WHAT THIS TASK INVOLVES: Omit every picture while repeating the entries exactly.

"""

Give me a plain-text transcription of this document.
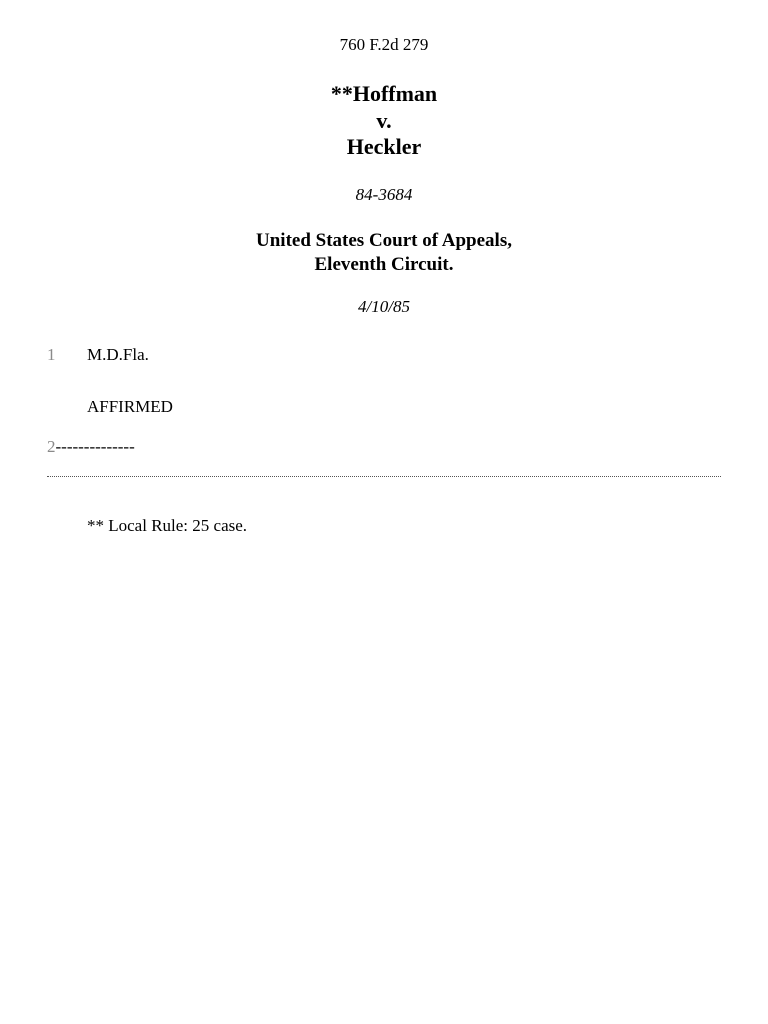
760 F.2d 279
**Hoffman
v.
Heckler
84-3684
United States Court of Appeals,
Eleventh Circuit.
4/10/85
1 M.D.Fla.
AFFIRMED
2--------------
** Local Rule: 25 case.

"""

REPLY TO THE EXERCISE:
Give me a plain-text transcription of this document.
760 F.2d 279
**Hoffman
v.
Heckler
84-3684
United States Court of Appeals,
Eleventh Circuit.
4/10/85
1 M.D.Fla.
AFFIRMED
2--------------
** Local Rule: 25 case.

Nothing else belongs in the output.